- Provided text
▽

Naked Empire
- Author: Terry Goodkind
- Cover artist: Keith Parkinson
- Language: English
- Series: The Sword of Truth
- Genre: Epic fantasy
- Publisher: Tor Fantasy
- Publication date: July 2003
- Publication place: United States
- Media type: Print (Hardback)
- Pages: 608
- ISBN: 0-7653-0522-4
- OCLC: 52381073
- Dewey Decimal: 813/.54 21
- LC Class: PS3557.O5826 N35 2003
- Preceded by: The Pillars of Creation
- Followed by: Chainfire

= Naked Empire =

2003 fantasy novel by Terry Goodkind

Naked Empire is the eighth book in Terry Goodkind's epic fantasy series The Sword of Truth. It was published in 2003 by Tor Books and preceded by the The Pillars of Creation.

△

- The tasks
1. From the Naked Empire entry, extract word for word the part that opens with the words containing "2003 fantasy novel" and closes with "Pillars of Creation.".
2. List every catalog or classification number given in the Naked Empire entry, along with the name of each.

- A run of records
▽

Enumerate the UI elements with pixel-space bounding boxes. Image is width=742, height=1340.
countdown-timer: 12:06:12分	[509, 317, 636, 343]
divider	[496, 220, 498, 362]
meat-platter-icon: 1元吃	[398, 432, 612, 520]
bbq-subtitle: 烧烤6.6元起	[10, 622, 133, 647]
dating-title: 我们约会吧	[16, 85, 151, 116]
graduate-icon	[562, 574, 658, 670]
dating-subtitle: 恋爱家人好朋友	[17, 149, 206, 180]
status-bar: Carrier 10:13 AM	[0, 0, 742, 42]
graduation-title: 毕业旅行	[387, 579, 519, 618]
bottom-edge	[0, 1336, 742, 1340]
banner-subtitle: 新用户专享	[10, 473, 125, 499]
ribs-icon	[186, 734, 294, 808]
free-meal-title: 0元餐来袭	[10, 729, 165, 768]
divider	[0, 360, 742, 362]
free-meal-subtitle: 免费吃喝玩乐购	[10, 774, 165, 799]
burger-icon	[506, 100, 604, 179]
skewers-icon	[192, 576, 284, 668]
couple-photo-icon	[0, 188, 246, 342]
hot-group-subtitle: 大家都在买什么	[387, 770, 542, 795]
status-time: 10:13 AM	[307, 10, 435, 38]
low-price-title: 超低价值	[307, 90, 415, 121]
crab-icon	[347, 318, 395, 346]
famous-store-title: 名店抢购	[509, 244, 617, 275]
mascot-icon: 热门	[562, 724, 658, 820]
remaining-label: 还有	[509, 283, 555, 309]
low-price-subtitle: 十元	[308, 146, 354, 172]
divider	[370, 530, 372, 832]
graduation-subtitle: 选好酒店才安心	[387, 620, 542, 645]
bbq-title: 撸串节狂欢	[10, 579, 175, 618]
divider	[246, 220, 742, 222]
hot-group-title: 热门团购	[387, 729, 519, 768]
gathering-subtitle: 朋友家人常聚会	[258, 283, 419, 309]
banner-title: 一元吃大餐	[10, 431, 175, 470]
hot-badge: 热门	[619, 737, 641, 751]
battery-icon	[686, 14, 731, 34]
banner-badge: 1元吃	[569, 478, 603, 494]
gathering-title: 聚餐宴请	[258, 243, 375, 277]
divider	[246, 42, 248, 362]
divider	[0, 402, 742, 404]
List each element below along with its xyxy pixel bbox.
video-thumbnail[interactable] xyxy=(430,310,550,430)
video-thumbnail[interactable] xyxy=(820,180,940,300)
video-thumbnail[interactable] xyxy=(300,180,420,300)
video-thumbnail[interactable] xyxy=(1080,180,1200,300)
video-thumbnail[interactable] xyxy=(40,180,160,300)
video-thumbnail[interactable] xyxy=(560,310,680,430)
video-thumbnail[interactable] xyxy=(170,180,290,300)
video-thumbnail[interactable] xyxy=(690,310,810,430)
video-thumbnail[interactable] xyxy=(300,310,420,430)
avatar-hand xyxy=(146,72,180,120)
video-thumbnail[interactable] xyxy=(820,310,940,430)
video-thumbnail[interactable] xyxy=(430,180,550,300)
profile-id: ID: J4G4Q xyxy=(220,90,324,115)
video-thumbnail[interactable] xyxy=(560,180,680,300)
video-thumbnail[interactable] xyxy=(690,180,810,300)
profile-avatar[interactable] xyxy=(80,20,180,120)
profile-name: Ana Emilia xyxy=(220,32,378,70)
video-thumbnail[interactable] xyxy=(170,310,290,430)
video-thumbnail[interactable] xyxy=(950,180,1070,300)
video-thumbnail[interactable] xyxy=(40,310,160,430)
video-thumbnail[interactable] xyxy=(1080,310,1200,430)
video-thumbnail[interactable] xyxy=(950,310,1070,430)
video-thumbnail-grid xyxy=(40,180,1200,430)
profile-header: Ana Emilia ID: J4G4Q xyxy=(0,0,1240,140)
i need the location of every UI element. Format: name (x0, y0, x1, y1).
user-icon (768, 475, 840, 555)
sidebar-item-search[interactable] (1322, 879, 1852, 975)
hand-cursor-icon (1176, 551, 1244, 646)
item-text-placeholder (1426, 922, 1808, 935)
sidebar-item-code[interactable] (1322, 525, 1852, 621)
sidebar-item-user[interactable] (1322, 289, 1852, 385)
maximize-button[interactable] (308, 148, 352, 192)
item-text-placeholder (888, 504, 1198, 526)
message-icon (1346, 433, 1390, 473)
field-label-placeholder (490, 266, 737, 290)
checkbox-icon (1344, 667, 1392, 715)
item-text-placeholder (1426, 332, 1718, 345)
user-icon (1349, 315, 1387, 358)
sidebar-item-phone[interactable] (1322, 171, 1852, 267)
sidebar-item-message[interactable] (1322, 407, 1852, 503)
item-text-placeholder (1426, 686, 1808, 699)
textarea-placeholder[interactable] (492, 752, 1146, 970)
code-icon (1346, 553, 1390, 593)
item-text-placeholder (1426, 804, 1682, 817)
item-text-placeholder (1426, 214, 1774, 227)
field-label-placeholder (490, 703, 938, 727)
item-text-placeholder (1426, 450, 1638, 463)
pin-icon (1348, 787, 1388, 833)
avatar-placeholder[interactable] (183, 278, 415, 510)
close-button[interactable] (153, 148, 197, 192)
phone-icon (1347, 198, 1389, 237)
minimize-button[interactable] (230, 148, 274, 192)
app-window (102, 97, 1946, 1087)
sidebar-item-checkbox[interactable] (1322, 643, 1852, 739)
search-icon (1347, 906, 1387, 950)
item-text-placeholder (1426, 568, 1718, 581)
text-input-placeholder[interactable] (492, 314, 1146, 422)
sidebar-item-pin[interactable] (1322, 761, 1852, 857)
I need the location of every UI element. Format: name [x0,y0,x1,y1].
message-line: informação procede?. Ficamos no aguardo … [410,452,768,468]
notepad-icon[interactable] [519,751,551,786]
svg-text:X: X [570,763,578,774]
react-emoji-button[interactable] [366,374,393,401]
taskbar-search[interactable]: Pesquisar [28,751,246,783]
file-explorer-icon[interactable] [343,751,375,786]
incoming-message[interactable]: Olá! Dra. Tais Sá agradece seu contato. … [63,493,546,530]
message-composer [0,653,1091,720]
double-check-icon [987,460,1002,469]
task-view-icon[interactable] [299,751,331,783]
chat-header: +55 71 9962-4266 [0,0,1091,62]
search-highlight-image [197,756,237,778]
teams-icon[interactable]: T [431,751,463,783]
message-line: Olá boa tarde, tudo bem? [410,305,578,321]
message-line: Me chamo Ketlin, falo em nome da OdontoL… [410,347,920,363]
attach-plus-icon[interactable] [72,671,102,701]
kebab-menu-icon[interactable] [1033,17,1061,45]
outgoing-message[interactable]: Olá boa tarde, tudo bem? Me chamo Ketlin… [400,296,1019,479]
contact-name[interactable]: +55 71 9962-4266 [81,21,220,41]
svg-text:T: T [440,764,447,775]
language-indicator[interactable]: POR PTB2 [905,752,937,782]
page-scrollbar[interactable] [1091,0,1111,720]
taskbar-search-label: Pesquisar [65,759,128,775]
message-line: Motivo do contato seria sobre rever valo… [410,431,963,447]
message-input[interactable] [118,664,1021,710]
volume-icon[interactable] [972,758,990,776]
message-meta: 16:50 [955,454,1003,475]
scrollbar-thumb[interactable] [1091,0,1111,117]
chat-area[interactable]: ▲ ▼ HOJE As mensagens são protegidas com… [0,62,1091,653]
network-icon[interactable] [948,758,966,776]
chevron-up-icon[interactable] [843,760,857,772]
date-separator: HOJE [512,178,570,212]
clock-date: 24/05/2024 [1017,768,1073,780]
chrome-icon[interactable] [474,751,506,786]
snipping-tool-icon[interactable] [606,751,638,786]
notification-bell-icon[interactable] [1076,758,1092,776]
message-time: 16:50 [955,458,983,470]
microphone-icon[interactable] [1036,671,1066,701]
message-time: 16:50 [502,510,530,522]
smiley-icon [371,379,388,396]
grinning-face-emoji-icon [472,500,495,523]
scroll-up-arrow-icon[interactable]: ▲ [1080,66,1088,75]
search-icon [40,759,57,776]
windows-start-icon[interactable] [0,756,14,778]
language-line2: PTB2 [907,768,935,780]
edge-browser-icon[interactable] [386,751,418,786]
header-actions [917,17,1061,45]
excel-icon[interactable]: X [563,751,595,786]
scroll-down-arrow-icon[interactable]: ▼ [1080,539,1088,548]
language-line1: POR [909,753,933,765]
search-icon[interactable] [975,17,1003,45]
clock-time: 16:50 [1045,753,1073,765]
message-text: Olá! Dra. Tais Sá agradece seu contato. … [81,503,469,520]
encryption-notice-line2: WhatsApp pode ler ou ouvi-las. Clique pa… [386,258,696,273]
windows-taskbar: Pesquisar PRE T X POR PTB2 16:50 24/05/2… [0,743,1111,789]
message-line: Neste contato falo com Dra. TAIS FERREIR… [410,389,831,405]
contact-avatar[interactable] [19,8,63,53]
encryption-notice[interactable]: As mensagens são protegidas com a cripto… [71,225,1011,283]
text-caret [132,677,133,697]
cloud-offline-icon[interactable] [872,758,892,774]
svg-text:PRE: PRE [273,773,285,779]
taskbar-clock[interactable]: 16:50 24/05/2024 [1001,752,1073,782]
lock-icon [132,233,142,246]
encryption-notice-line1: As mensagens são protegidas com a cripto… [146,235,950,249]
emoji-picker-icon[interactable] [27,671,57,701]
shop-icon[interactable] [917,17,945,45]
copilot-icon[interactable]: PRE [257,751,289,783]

△

- Solved tasks
1.
2003 fantasy novel by Terry Goodkind

Naked Empire is the eighth book in Terry Goodkind's epic fantasy series The Sword of Truth. It was published in 2003 by Tor Books and preceded by the The Pillars of Creation.

2.
- ISBN: 0-7653-0522-4
- OCLC: 52381073
- Dewey Decimal: 813/.54 21
- LC Class: PS3557.O5826 N35 2003